EXERCISE AIM: What number of lines contain the word "moderate"? Reply with the number and nothing else.
"""
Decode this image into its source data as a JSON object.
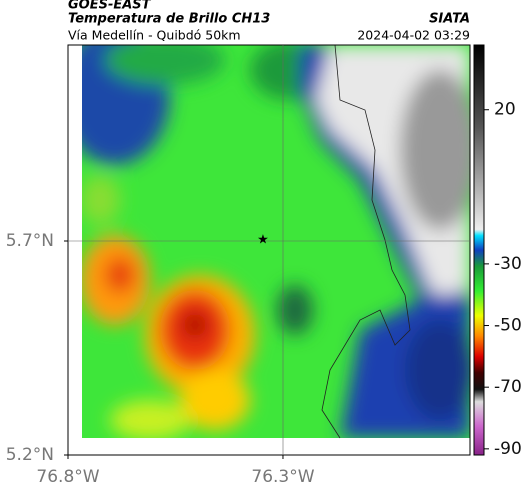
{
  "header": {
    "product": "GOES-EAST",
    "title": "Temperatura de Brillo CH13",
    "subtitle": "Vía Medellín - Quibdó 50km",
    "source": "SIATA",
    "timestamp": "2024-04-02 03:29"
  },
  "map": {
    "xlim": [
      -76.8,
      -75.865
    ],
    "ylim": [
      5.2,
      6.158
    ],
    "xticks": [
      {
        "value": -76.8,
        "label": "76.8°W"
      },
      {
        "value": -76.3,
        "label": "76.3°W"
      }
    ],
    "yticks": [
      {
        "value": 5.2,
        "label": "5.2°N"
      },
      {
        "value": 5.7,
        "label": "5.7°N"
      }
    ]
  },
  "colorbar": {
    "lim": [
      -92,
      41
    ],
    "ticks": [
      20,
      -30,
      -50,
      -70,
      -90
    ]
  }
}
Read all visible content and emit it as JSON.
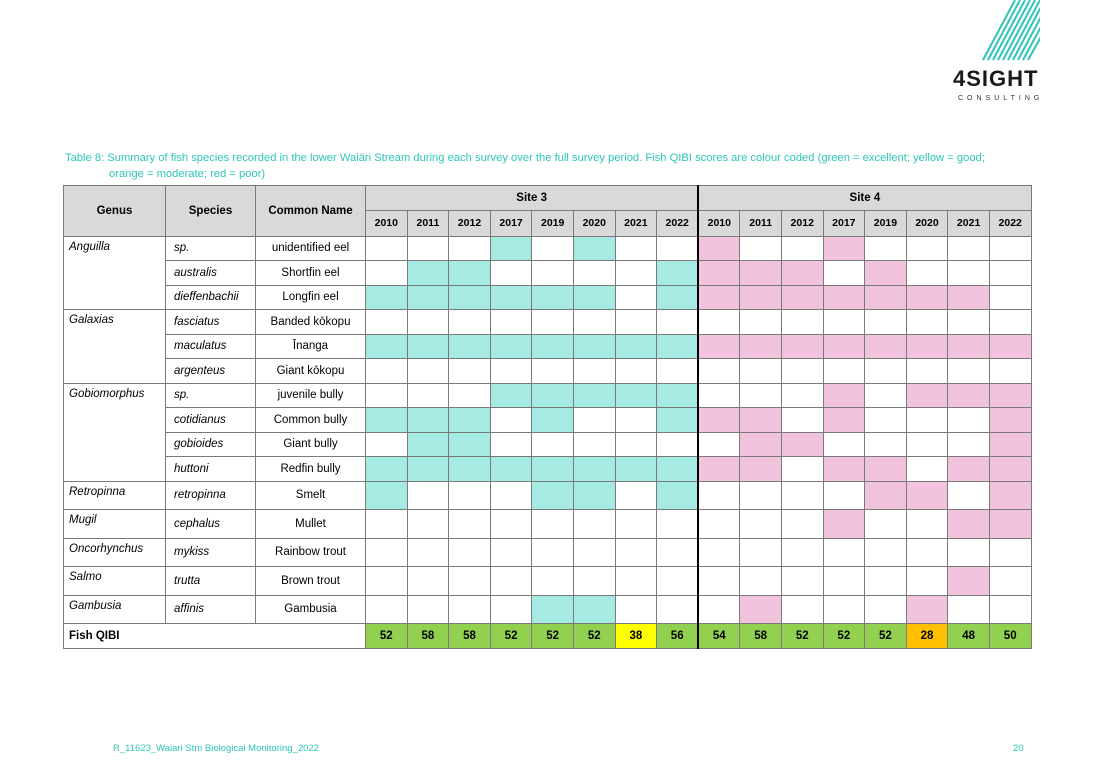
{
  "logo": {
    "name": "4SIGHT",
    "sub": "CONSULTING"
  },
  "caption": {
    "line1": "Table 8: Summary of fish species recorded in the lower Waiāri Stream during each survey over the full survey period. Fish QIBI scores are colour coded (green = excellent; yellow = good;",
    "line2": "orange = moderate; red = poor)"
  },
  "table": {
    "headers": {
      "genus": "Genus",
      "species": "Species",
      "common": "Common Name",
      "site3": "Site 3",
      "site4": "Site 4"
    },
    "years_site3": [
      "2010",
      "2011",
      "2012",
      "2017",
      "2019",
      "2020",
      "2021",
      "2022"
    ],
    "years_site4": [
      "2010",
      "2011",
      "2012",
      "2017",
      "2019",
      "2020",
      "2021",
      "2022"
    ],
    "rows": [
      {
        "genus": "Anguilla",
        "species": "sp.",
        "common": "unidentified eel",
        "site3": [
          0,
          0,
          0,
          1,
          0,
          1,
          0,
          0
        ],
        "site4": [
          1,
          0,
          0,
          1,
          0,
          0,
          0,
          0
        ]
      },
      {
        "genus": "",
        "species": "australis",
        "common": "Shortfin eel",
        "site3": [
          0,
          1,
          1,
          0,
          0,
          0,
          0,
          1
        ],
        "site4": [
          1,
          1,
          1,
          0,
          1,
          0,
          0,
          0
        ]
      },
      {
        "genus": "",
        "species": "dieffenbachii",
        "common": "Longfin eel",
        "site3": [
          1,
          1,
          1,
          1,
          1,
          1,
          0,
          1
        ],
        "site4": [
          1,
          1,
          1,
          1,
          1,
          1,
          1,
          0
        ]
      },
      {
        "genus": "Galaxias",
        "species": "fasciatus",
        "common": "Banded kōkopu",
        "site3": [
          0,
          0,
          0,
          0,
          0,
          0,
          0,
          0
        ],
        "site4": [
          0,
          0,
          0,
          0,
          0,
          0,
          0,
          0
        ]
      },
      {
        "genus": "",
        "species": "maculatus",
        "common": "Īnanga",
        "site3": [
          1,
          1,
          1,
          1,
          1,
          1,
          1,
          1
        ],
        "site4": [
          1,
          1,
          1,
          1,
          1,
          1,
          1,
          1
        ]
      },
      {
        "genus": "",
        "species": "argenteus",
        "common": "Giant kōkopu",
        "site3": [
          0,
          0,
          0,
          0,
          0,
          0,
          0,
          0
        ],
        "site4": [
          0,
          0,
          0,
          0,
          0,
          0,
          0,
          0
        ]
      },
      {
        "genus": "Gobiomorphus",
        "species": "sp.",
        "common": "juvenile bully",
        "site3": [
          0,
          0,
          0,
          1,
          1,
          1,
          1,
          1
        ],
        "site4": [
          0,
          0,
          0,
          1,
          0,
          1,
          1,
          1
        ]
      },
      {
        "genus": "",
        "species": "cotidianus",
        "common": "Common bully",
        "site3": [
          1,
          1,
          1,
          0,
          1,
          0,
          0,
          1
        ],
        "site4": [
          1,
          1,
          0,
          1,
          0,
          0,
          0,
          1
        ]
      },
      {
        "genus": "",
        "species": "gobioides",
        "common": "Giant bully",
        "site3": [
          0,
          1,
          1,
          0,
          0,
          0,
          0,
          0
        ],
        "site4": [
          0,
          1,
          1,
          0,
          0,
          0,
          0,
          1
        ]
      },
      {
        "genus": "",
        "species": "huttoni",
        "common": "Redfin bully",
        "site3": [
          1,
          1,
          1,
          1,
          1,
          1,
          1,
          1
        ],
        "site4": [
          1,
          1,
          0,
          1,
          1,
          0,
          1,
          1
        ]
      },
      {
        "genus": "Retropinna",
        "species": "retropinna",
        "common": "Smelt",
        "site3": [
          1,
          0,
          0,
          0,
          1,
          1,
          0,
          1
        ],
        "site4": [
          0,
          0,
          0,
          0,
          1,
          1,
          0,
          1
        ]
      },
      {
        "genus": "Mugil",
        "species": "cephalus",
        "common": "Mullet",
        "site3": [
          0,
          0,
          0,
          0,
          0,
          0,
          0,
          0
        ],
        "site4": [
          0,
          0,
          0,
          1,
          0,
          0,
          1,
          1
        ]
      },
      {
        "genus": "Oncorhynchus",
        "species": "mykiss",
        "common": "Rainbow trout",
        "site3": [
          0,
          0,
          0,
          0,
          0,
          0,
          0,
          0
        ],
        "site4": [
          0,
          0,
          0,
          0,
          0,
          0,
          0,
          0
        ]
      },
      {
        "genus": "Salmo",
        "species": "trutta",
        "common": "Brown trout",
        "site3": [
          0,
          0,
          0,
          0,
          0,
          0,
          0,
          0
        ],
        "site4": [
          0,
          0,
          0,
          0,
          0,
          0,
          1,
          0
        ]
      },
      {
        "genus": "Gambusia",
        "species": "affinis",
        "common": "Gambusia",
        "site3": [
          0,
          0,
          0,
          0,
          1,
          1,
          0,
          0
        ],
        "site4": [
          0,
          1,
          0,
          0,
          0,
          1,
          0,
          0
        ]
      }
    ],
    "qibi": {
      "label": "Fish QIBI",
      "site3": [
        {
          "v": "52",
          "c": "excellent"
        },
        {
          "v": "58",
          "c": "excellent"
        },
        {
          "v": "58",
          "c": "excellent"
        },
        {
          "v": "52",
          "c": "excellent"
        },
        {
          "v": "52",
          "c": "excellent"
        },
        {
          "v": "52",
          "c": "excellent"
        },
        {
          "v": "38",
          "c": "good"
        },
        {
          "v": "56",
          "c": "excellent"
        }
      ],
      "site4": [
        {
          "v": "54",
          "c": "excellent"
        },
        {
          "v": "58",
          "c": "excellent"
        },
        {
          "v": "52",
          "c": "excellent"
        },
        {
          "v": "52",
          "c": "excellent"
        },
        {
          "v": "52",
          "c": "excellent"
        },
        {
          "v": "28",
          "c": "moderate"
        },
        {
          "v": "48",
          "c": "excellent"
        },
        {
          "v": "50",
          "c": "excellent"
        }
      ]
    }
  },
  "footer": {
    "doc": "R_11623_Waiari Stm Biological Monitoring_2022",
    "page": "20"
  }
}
"""
"""
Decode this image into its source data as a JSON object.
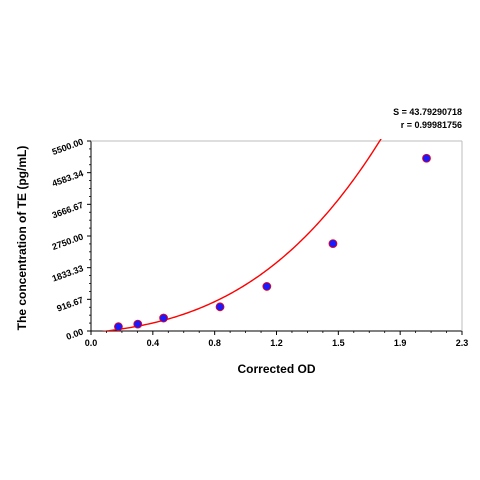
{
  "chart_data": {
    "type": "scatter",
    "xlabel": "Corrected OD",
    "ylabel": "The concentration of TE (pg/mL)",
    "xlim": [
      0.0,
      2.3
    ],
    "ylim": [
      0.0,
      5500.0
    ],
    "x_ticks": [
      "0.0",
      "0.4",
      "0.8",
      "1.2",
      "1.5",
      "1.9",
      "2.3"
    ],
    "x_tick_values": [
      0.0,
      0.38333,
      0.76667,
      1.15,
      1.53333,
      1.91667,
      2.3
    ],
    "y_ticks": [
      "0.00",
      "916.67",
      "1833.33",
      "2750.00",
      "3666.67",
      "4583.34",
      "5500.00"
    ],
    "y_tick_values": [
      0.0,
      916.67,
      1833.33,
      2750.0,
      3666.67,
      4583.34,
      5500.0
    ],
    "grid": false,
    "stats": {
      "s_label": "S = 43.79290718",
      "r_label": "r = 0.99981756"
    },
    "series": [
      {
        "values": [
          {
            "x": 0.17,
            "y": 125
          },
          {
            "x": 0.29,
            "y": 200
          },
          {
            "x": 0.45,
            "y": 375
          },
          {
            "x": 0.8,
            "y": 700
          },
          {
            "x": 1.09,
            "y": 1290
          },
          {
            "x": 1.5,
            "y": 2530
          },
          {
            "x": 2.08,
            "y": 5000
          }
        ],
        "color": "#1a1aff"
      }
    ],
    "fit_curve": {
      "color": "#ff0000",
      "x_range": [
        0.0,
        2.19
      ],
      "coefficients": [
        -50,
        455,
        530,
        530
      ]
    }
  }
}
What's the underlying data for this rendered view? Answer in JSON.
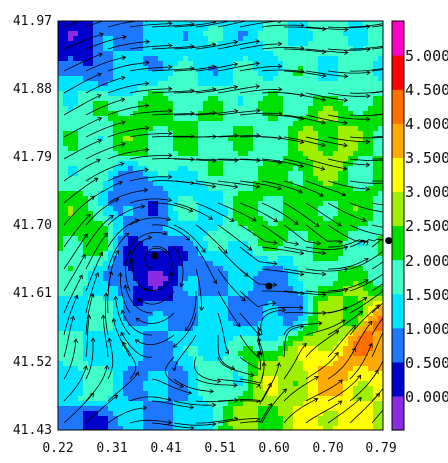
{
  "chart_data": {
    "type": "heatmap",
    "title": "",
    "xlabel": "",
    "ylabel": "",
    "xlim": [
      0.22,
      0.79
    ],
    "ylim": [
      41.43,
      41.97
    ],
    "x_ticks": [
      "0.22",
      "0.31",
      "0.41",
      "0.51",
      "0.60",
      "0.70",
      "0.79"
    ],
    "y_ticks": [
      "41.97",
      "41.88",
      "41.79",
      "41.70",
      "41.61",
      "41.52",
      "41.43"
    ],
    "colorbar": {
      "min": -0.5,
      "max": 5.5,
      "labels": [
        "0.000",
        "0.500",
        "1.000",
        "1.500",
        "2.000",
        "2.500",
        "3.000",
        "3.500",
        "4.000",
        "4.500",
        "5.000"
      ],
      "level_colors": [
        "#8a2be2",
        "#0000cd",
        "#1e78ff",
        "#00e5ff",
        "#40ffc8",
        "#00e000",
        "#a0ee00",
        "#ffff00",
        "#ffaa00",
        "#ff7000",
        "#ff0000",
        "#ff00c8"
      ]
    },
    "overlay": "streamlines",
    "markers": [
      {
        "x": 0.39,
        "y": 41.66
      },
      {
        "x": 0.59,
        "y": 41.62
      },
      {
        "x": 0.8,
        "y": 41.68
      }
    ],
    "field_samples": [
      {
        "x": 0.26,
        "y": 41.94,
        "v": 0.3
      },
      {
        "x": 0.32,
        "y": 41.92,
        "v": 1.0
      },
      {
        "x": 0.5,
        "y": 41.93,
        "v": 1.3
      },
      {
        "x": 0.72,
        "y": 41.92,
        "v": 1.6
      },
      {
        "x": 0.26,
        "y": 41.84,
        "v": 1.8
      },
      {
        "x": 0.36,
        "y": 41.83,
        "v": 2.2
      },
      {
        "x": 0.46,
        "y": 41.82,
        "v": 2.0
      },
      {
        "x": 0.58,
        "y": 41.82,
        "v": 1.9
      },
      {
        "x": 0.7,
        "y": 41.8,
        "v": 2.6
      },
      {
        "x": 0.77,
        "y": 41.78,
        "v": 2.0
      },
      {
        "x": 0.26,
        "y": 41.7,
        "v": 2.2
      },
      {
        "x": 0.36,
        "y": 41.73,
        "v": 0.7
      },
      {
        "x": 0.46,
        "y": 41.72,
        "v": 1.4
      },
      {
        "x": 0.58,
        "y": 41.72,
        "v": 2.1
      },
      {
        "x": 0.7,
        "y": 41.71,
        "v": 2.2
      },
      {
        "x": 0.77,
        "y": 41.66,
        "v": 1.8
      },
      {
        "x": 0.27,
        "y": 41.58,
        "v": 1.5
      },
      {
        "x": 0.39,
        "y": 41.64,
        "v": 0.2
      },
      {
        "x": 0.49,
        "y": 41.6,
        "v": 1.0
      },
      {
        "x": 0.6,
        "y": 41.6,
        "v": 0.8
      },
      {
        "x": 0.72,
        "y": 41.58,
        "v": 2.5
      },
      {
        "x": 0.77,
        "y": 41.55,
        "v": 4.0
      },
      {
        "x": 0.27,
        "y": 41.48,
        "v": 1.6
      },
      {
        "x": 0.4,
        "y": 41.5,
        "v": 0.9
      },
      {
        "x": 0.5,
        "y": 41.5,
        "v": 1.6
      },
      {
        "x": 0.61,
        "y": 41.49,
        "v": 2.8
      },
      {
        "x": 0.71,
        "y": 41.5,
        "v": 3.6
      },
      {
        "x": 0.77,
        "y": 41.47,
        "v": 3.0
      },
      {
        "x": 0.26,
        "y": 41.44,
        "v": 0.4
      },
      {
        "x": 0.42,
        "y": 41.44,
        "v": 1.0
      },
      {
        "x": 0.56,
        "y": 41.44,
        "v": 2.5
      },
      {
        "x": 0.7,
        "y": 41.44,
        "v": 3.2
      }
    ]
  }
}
"""
SOLUTION TO THIS EXERCISE: 2